**Stored records:**
******************************
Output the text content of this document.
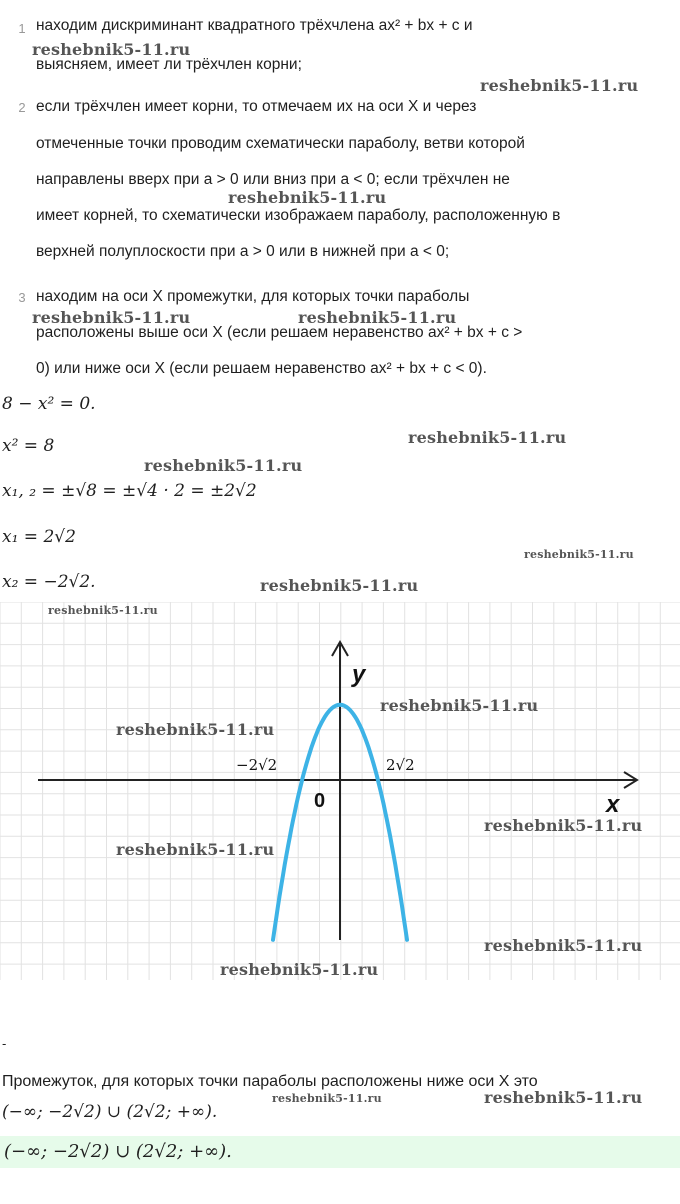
1
2
3
находим дискриминант квадратного трёхчлена ax² + bx + c и
выясняем, имеет ли трёхчлен корни;
если трёхчлен имеет корни, то отмечаем их на оси X и через
отмеченные точки проводим схематически параболу, ветви которой
направлены вверх при a > 0 или вниз при a < 0; если трёхчлен не
имеет корней, то схематически изображаем параболу, расположенную в
верхней полуплоскости при a > 0 или в нижней при a < 0;
находим на оси X промежутки, для которых точки параболы
расположены выше оси X (если решаем неравенство ax² + bx + c >
0) или ниже оси X (если решаем неравенство ax² + bx + c < 0).
8 − x² = 0.
x² = 8
x₁, ₂ = ±√8 = ±√4 · 2 = ±2√2
x₁ = 2√2
x₂ = −2√2.
y
x
0
−2√2	2√2
-
Промежуток, для которых точки параболы расположены ниже оси X это
(−∞; −2√2) ∪ (2√2; +∞).
(−∞; −2√2) ∪ (2√2; +∞).
reshebnik5-11.ru
reshebnik5-11.ru
reshebnik5-11.ru
reshebnik5-11.ru	reshebnik5-11.ru
reshebnik5-11.ru
reshebnik5-11.ru
reshebnik5-11.ru
reshebnik5-11.ru
reshebnik5-11.ru
reshebnik5-11.ru
reshebnik5-11.ru
reshebnik5-11.ru
reshebnik5-11.ru
reshebnik5-11.ru
reshebnik5-11.ru
reshebnik5-11.ru	reshebnik5-11.ru
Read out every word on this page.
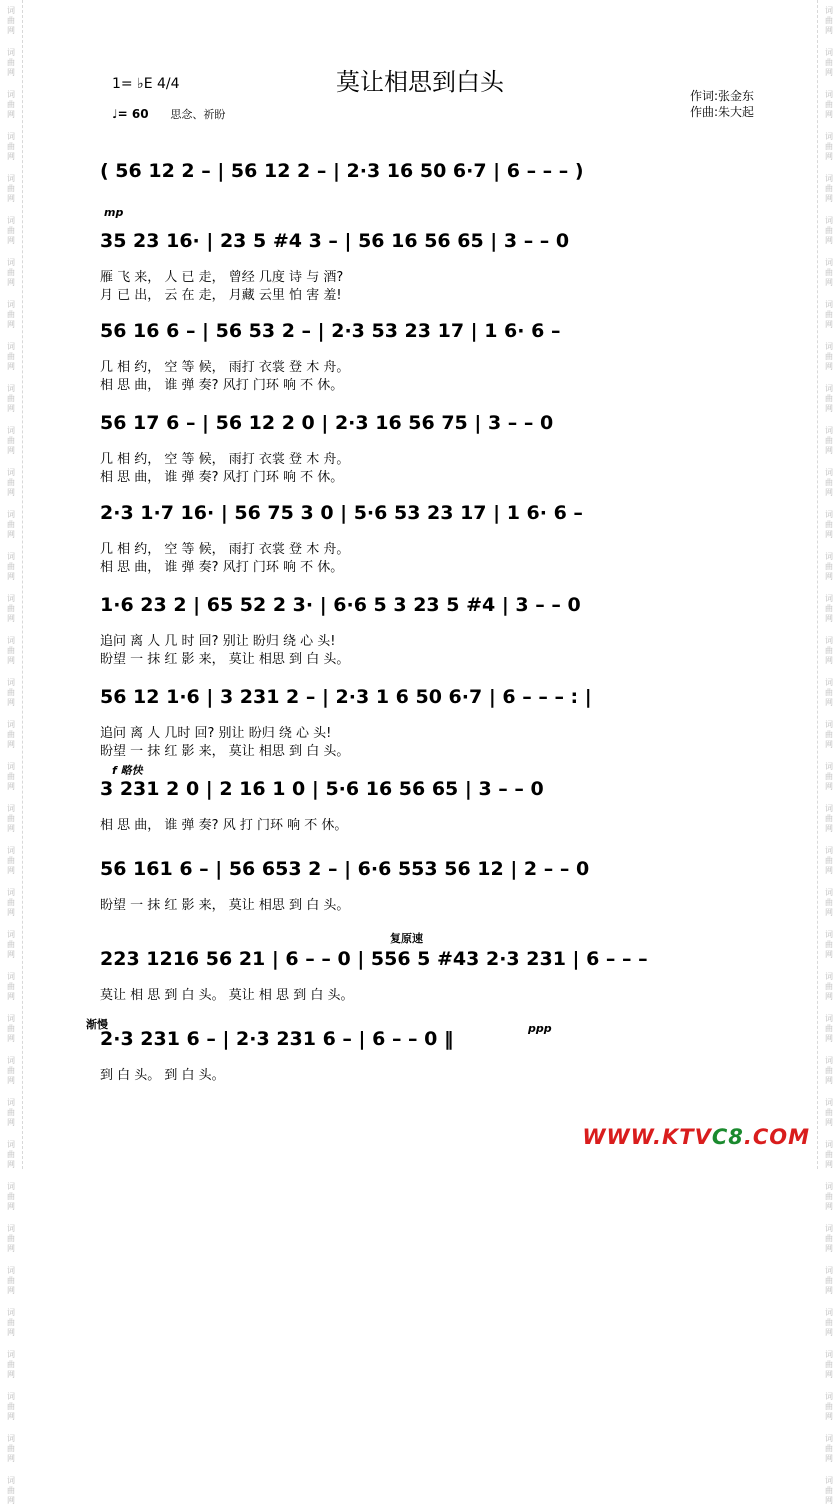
词
曲
网
词
曲
网
词
曲
网
词
曲
网
词
曲
网
词
曲
网
词
曲
网
词
曲
网
词
曲
网
词
曲
网
词
曲
网
词
曲
网
词
曲
网
词
曲
网
词
曲
网
词
曲
网
词
曲
网
词
曲
网
词
曲
网
词
曲
网
词
曲
网
词
曲
网
词
曲
网
词
曲
网
词
曲
网
词
曲
网
词
曲
网
词
曲
网
词
曲
网
词
曲
网
词
曲
网
词
曲
网
词
曲
网
词
曲
网
词
曲
网
词
曲
网
词
曲
网
词
曲
网
词
曲
网
词
曲
网
词
曲
网
词
曲
网
词
曲
网
词
曲
网
词
曲
网
词
曲
网
词
曲
网
词
曲
网
词
曲
网
词
曲
网
词
曲
网
词
曲
网
词
曲
网
词
曲
网
词
曲
网
词
曲
网
词
曲
网
词
曲
网
词
曲
网
词
曲
网
词
曲
网
词
曲
网
词
曲
网
词
曲
网
词
曲
网
词
曲
网
词
曲
网
词
曲
网
词
曲
网
词
曲
网
词
曲
网
词
曲
网
莫让相思到白头
1= ♭E 4/4
♩= 60 思念、祈盼
作词:张金东
作曲:朱大起
mp
f 略快
复原速
渐慢	ppp
( 56 12 2 – | 56 12 2 – | 2·3 16 50 6·7 | 6 – – – )
35 23 16· | 23 5 #4 3 – | 56 16 56 65 | 3 – – 0
雁 飞 来， 人 已 走， 曾经 几度 诗 与 酒?
月 已 出， 云 在 走， 月藏 云里 怕 害 羞!
56 16 6 – | 56 53 2 – | 2·3 53 23 17 | 1 6· 6 –
几 相 约， 空 等 候， 雨打 衣裳 登 木 舟。
相 思 曲， 谁 弹 奏? 风打 门环 响 不 休。
56 17 6 – | 56 12 2 0 | 2·3 16 56 75 | 3 – – 0
几 相 约， 空 等 候， 雨打 衣裳 登 木 舟。
相 思 曲， 谁 弹 奏? 风打 门环 响 不 休。
2·3 1·7 16· | 56 75 3 0 | 5·6 53 23 17 | 1 6· 6 –
几 相 约， 空 等 候， 雨打 衣裳 登 木 舟。
相 思 曲， 谁 弹 奏? 风打 门环 响 不 休。
1·6 23 2 | 65 52 2 3· | 6·6 5 3 23 5 #4 | 3 – – 0
追问 离 人 几 时 回? 别让 盼归 绕 心 头!
盼望 一 抹 红 影 来， 莫让 相思 到 白 头。
56 12 1·6 | 3 231 2 – | 2·3 1 6 50 6·7 | 6 – – – : |
追问 离 人 几时 回? 别让 盼归 绕 心 头!
盼望 一 抹 红 影 来， 莫让 相思 到 白 头。
3 231 2 0 | 2 16 1 0 | 5·6 16 56 65 | 3 – – 0
相 思 曲， 谁 弹 奏? 风 打 门环 响 不 休。
56 161 6 – | 56 653 2 – | 6·6 553 56 12 | 2 – – 0
盼望 一 抹 红 影 来， 莫让 相思 到 白 头。
223 1216 56 21 | 6 – – 0 | 556 5 #43 2·3 231 | 6 – – –
莫让 相 思 到 白 头。 莫让 相 思 到 白 头。
2·3 231 6 – | 2·3 231 6 – | 6 – – 0 ‖
到 白 头。 到 白 头。
WWW.KTVC8.COM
******************************
**WHAT IS EXPECTED:** Return each line that includes "this".

**WRITTEN RESPONSE:**
Output the text content of this document.
Read out every word on this page.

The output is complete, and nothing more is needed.